Dataset excerpt
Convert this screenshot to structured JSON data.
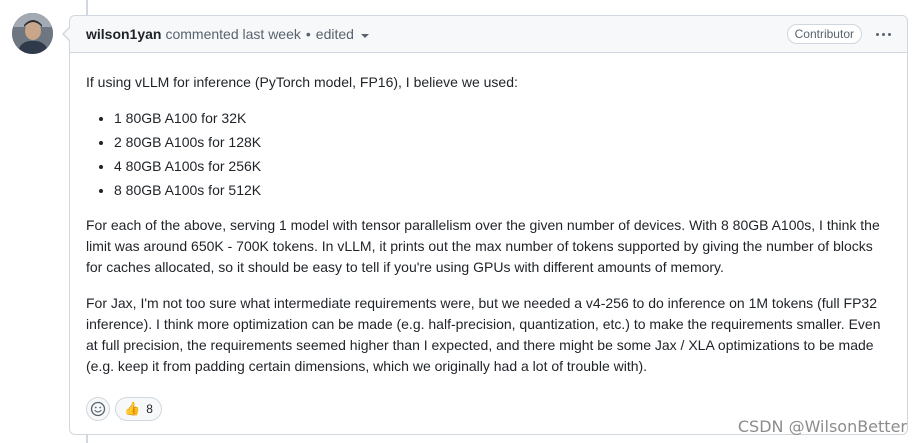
{
  "comment": {
    "author": "wilson1yan",
    "action": "commented",
    "time": "last week",
    "separator": "•",
    "edited_label": "edited",
    "role_badge": "Contributor",
    "intro": "If using vLLM for inference (PyTorch model, FP16), I believe we used:",
    "list": [
      "1 80GB A100 for 32K",
      "2 80GB A100s for 128K",
      "4 80GB A100s for 256K",
      "8 80GB A100s for 512K"
    ],
    "para2": "For each of the above, serving 1 model with tensor parallelism over the given number of devices. With 8 80GB A100s, I think the limit was around 650K - 700K tokens. In vLLM, it prints out the max number of tokens supported by giving the number of blocks for caches allocated, so it should be easy to tell if you're using GPUs with different amounts of memory.",
    "para3": "For Jax, I'm not too sure what intermediate requirements were, but we needed a v4-256 to do inference on 1M tokens (full FP32 inference). I think more optimization can be made (e.g. half-precision, quantization, etc.) to make the requirements smaller. Even at full precision, the requirements seemed higher than I expected, and there might be some Jax / XLA optimizations to be made (e.g. keep it from padding certain dimensions, which we originally had a lot of trouble with)."
  },
  "reactions": {
    "thumbs_up_emoji": "👍",
    "thumbs_up_count": "8"
  },
  "watermark": "CSDN @WilsonBetter",
  "colors": {
    "border": "#d0d7de",
    "header_bg": "#f6f8fa",
    "text": "#1f2328",
    "muted": "#59636e"
  }
}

REQUIREMENTS:
Copy every line of the data word for word, omitting the images.

SOLUTION FOR THIS PROBLEM:
Convert this screenshot to structured JSON data.
{
  "comment": {
    "author": "wilson1yan",
    "action": "commented",
    "time": "last week",
    "separator": "•",
    "edited_label": "edited",
    "role_badge": "Contributor",
    "intro": "If using vLLM for inference (PyTorch model, FP16), I believe we used:",
    "list": [
      "1 80GB A100 for 32K",
      "2 80GB A100s for 128K",
      "4 80GB A100s for 256K",
      "8 80GB A100s for 512K"
    ],
    "para2": "For each of the above, serving 1 model with tensor parallelism over the given number of devices. With 8 80GB A100s, I think the limit was around 650K - 700K tokens. In vLLM, it prints out the max number of tokens supported by giving the number of blocks for caches allocated, so it should be easy to tell if you're using GPUs with different amounts of memory.",
    "para3": "For Jax, I'm not too sure what intermediate requirements were, but we needed a v4-256 to do inference on 1M tokens (full FP32 inference). I think more optimization can be made (e.g. half-precision, quantization, etc.) to make the requirements smaller. Even at full precision, the requirements seemed higher than I expected, and there might be some Jax / XLA optimizations to be made (e.g. keep it from padding certain dimensions, which we originally had a lot of trouble with)."
  },
  "reactions": {
    "thumbs_up_emoji": "👍",
    "thumbs_up_count": "8"
  },
  "watermark": "CSDN @WilsonBetter",
  "colors": {
    "border": "#d0d7de",
    "header_bg": "#f6f8fa",
    "text": "#1f2328",
    "muted": "#59636e"
  }
}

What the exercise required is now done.